> What needs to be done: Below is a listing. Gather each line of it that contains "color".

> Records supplied:
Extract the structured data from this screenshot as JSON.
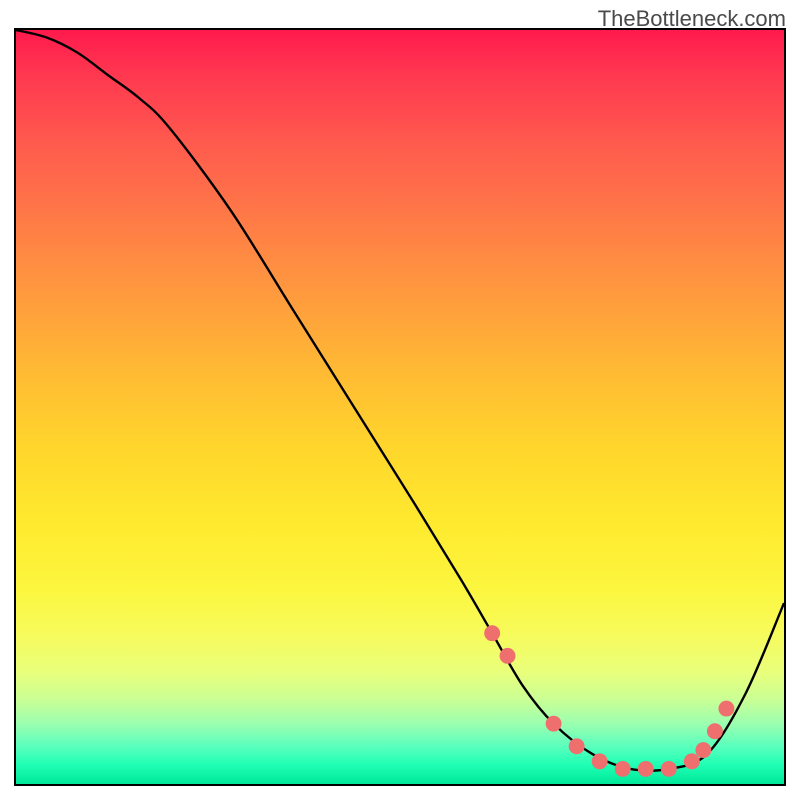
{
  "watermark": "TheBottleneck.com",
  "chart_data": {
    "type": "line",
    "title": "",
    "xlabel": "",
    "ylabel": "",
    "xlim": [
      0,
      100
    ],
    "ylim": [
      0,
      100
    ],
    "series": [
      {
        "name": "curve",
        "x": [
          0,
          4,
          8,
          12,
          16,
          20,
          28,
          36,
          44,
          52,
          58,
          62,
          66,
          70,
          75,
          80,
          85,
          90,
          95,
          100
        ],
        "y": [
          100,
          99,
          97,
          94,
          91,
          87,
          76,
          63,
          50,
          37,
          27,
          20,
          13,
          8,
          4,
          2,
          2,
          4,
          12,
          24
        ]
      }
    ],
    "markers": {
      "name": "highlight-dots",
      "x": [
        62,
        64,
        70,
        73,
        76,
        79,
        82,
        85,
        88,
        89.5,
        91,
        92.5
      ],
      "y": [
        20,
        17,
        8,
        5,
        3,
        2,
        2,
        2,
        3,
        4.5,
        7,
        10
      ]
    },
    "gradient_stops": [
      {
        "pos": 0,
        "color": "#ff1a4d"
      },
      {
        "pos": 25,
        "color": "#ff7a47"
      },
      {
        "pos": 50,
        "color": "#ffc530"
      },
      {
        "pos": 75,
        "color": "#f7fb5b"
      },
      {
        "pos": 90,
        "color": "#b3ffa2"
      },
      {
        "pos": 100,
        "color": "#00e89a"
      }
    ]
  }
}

> Full response:
        "color": "#ff1a4d"
        "color": "#ff7a47"
        "color": "#ffc530"
        "color": "#f7fb5b"
        "color": "#b3ffa2"
        "color": "#00e89a"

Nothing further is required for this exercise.